**Your goal**. From the entries that follow, extract each line holding the string "name".

**Material provided**.
········

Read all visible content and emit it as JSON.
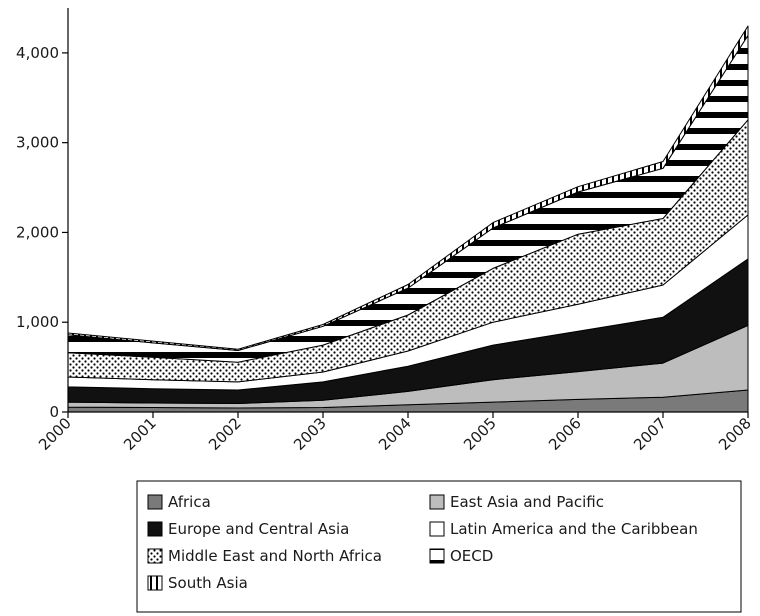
{
  "chart_data": {
    "type": "area",
    "stacked": true,
    "title": "",
    "xlabel": "",
    "ylabel": "",
    "x": [
      "2000",
      "2001",
      "2002",
      "2003",
      "2004",
      "2005",
      "2006",
      "2007",
      "2008"
    ],
    "ylim": [
      0,
      4500
    ],
    "yticks": [
      0,
      1000,
      2000,
      3000,
      4000
    ],
    "ytick_labels": [
      "0",
      "1,000",
      "2,000",
      "3,000",
      "4,000"
    ],
    "grid": false,
    "legend_position": "bottom",
    "series": [
      {
        "name": "Africa",
        "values": [
          55,
          50,
          45,
          50,
          80,
          110,
          140,
          165,
          245
        ],
        "fill": "gray"
      },
      {
        "name": "East Asia and Pacific",
        "values": [
          55,
          50,
          50,
          80,
          150,
          250,
          310,
          380,
          720
        ],
        "fill": "lightgray"
      },
      {
        "name": "Europe and Central Asia",
        "values": [
          170,
          160,
          150,
          205,
          280,
          385,
          450,
          510,
          740
        ],
        "fill": "black"
      },
      {
        "name": "Latin America and the Caribbean",
        "values": [
          110,
          100,
          90,
          110,
          170,
          255,
          300,
          360,
          490
        ],
        "fill": "white"
      },
      {
        "name": "Middle East and North Africa",
        "values": [
          270,
          250,
          220,
          300,
          400,
          600,
          780,
          740,
          1060
        ],
        "fill": "dots"
      },
      {
        "name": "OECD",
        "values": [
          200,
          160,
          130,
          210,
          300,
          450,
          470,
          560,
          940
        ],
        "fill": "hstripes"
      },
      {
        "name": "South Asia",
        "values": [
          20,
          20,
          15,
          20,
          40,
          60,
          60,
          75,
          105
        ],
        "fill": "vstripes"
      }
    ]
  }
}
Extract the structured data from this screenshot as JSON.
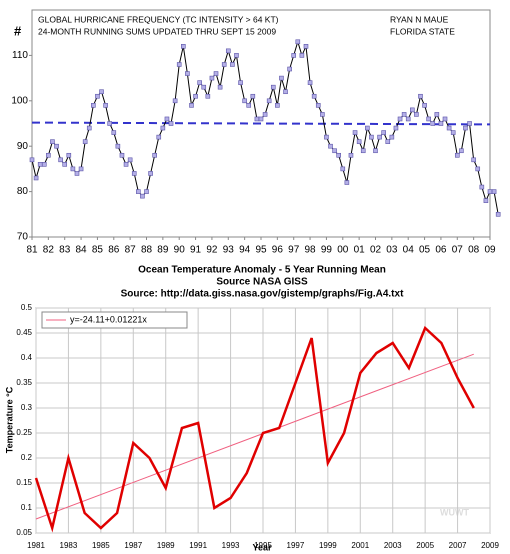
{
  "chart_data": [
    {
      "type": "line",
      "title": "GLOBAL HURRICANE FREQUENCY (TC INTENSITY > 64 KT)",
      "subtitle": "24-MONTH RUNNING SUMS UPDATED THRU SEPT 15 2009",
      "author": "RYAN N MAUE",
      "affiliation": "FLORIDA STATE",
      "ylabel": "#",
      "x": [
        1981,
        1981.25,
        1981.5,
        1981.75,
        1982,
        1982.25,
        1982.5,
        1982.75,
        1983,
        1983.25,
        1983.5,
        1983.75,
        1984,
        1984.25,
        1984.5,
        1984.75,
        1985,
        1985.25,
        1985.5,
        1985.75,
        1986,
        1986.25,
        1986.5,
        1986.75,
        1987,
        1987.25,
        1987.5,
        1987.75,
        1988,
        1988.25,
        1988.5,
        1988.75,
        1989,
        1989.25,
        1989.5,
        1989.75,
        1990,
        1990.25,
        1990.5,
        1990.75,
        1991,
        1991.25,
        1991.5,
        1991.75,
        1992,
        1992.25,
        1992.5,
        1992.75,
        1993,
        1993.25,
        1993.5,
        1993.75,
        1994,
        1994.25,
        1994.5,
        1994.75,
        1995,
        1995.25,
        1995.5,
        1995.75,
        1996,
        1996.25,
        1996.5,
        1996.75,
        1997,
        1997.25,
        1997.5,
        1997.75,
        1998,
        1998.25,
        1998.5,
        1998.75,
        1999,
        1999.25,
        1999.5,
        1999.75,
        2000,
        2000.25,
        2000.5,
        2000.75,
        2001,
        2001.25,
        2001.5,
        2001.75,
        2002,
        2002.25,
        2002.5,
        2002.75,
        2003,
        2003.25,
        2003.5,
        2003.75,
        2004,
        2004.25,
        2004.5,
        2004.75,
        2005,
        2005.25,
        2005.5,
        2005.75,
        2006,
        2006.25,
        2006.5,
        2006.75,
        2007,
        2007.25,
        2007.5,
        2007.75,
        2008,
        2008.25,
        2008.5,
        2008.75,
        2009,
        2009.25,
        2009.5
      ],
      "series": [
        {
          "color": "#000000",
          "marker_color": "#b3aee6",
          "values": [
            87,
            83,
            86,
            86,
            88,
            91,
            90,
            87,
            86,
            88,
            85,
            84,
            85,
            91,
            94,
            99,
            101,
            102,
            99,
            95,
            93,
            90,
            88,
            86,
            87,
            84,
            80,
            79,
            80,
            84,
            88,
            92,
            94,
            96,
            95,
            100,
            108,
            112,
            106,
            99,
            101,
            104,
            103,
            101,
            105,
            106,
            103,
            108,
            111,
            108,
            110,
            104,
            100,
            99,
            101,
            96,
            96,
            97,
            100,
            103,
            99,
            105,
            102,
            107,
            110,
            113,
            110,
            112,
            104,
            101,
            99,
            97,
            92,
            90,
            89,
            88,
            85,
            82,
            88,
            93,
            91,
            89,
            94,
            92,
            89,
            92,
            93,
            91,
            92,
            94,
            96,
            97,
            96,
            98,
            97,
            101,
            99,
            96,
            95,
            97,
            95,
            96,
            94,
            93,
            88,
            89,
            94,
            95,
            87,
            85,
            81,
            78,
            80,
            80,
            75
          ]
        }
      ],
      "reference_line": {
        "values": [
          95.2,
          94.8
        ],
        "color": "#3333cc"
      },
      "xlim": [
        1981,
        2009
      ],
      "xticks": [
        {
          "value": 1981,
          "label": "81"
        },
        {
          "value": 1982,
          "label": "82"
        },
        {
          "value": 1983,
          "label": "83"
        },
        {
          "value": 1984,
          "label": "84"
        },
        {
          "value": 1985,
          "label": "85"
        },
        {
          "value": 1986,
          "label": "86"
        },
        {
          "value": 1987,
          "label": "87"
        },
        {
          "value": 1988,
          "label": "88"
        },
        {
          "value": 1989,
          "label": "89"
        },
        {
          "value": 1990,
          "label": "90"
        },
        {
          "value": 1991,
          "label": "91"
        },
        {
          "value": 1992,
          "label": "92"
        },
        {
          "value": 1993,
          "label": "93"
        },
        {
          "value": 1994,
          "label": "94"
        },
        {
          "value": 1995,
          "label": "95"
        },
        {
          "value": 1996,
          "label": "96"
        },
        {
          "value": 1997,
          "label": "97"
        },
        {
          "value": 1998,
          "label": "98"
        },
        {
          "value": 1999,
          "label": "99"
        },
        {
          "value": 2000,
          "label": "00"
        },
        {
          "value": 2001,
          "label": "01"
        },
        {
          "value": 2002,
          "label": "02"
        },
        {
          "value": 2003,
          "label": "03"
        },
        {
          "value": 2004,
          "label": "04"
        },
        {
          "value": 2005,
          "label": "05"
        },
        {
          "value": 2006,
          "label": "06"
        },
        {
          "value": 2007,
          "label": "07"
        },
        {
          "value": 2008,
          "label": "08"
        },
        {
          "value": 2009,
          "label": "09"
        }
      ],
      "ylim": [
        70,
        120
      ],
      "yticks": [
        70,
        80,
        90,
        100,
        110
      ],
      "grid": false
    },
    {
      "type": "line",
      "title": "Ocean Temperature Anomaly - 5 Year Running Mean",
      "subtitle": "Source NASA GISS",
      "source": "Source: http://data.giss.nasa.gov/gistemp/graphs/Fig.A4.txt",
      "xlabel": "Year",
      "ylabel": "Temperature °C",
      "watermark": "WUWT",
      "x": [
        1981,
        1982,
        1983,
        1984,
        1985,
        1986,
        1987,
        1988,
        1989,
        1990,
        1991,
        1992,
        1993,
        1994,
        1995,
        1996,
        1997,
        1998,
        1999,
        2000,
        2001,
        2002,
        2003,
        2004,
        2005,
        2006,
        2007,
        2008
      ],
      "series": [
        {
          "color": "#e00000",
          "values": [
            0.16,
            0.06,
            0.2,
            0.09,
            0.06,
            0.09,
            0.23,
            0.2,
            0.14,
            0.26,
            0.27,
            0.1,
            0.12,
            0.17,
            0.25,
            0.26,
            0.35,
            0.44,
            0.19,
            0.25,
            0.37,
            0.41,
            0.43,
            0.38,
            0.46,
            0.43,
            0.36,
            0.3
          ]
        }
      ],
      "trendline": {
        "label": "y=-24.11+0.01221x",
        "intercept": -24.11,
        "slope": 0.01221,
        "color": "#f06080"
      },
      "xlim": [
        1981,
        2009
      ],
      "xticks": [
        1981,
        1983,
        1985,
        1987,
        1989,
        1991,
        1993,
        1995,
        1997,
        1999,
        2001,
        2003,
        2005,
        2007,
        2009
      ],
      "ylim": [
        0.05,
        0.5
      ],
      "yticks": [
        0.05,
        0.1,
        0.15,
        0.2,
        0.25,
        0.3,
        0.35,
        0.4,
        0.45,
        0.5
      ],
      "grid": true
    }
  ]
}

········

**In response**.
        "name": "Africa",
        "name": "East Asia and Pacific",
        "name": "Europe and Central Asia",
        "name": "Latin America and the Caribbean",
        "name": "Middle East and North Africa",
        "name": "OECD",
        "name": "South Asia",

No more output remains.